==== DATA RECORDS
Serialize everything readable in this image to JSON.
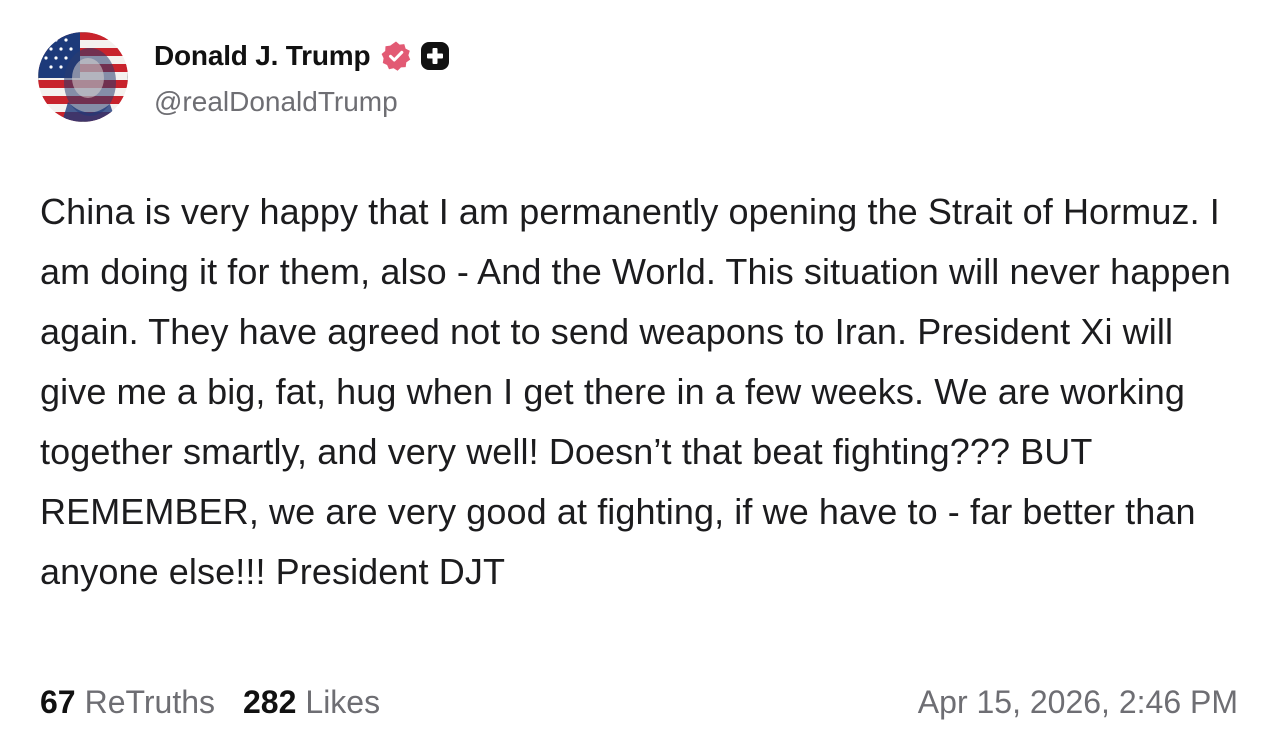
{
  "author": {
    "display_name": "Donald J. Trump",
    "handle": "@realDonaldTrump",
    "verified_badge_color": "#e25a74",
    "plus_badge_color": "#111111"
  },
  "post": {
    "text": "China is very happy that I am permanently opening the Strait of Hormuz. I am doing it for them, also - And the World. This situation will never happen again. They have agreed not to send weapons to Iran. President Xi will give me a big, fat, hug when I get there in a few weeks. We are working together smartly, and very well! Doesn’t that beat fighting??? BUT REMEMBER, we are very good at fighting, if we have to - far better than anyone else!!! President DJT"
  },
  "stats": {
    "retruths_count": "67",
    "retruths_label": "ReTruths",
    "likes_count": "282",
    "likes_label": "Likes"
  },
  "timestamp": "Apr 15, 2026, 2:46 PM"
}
========
■ GOAL ■
Copy every line above word for word and exclude the pictures.

■ WORKED SOLUTION ■
Serialize everything readable in this image to JSON.
{
  "author": {
    "display_name": "Donald J. Trump",
    "handle": "@realDonaldTrump",
    "verified_badge_color": "#e25a74",
    "plus_badge_color": "#111111"
  },
  "post": {
    "text": "China is very happy that I am permanently opening the Strait of Hormuz. I am doing it for them, also - And the World. This situation will never happen again. They have agreed not to send weapons to Iran. President Xi will give me a big, fat, hug when I get there in a few weeks. We are working together smartly, and very well! Doesn’t that beat fighting??? BUT REMEMBER, we are very good at fighting, if we have to - far better than anyone else!!! President DJT"
  },
  "stats": {
    "retruths_count": "67",
    "retruths_label": "ReTruths",
    "likes_count": "282",
    "likes_label": "Likes"
  },
  "timestamp": "Apr 15, 2026, 2:46 PM"
}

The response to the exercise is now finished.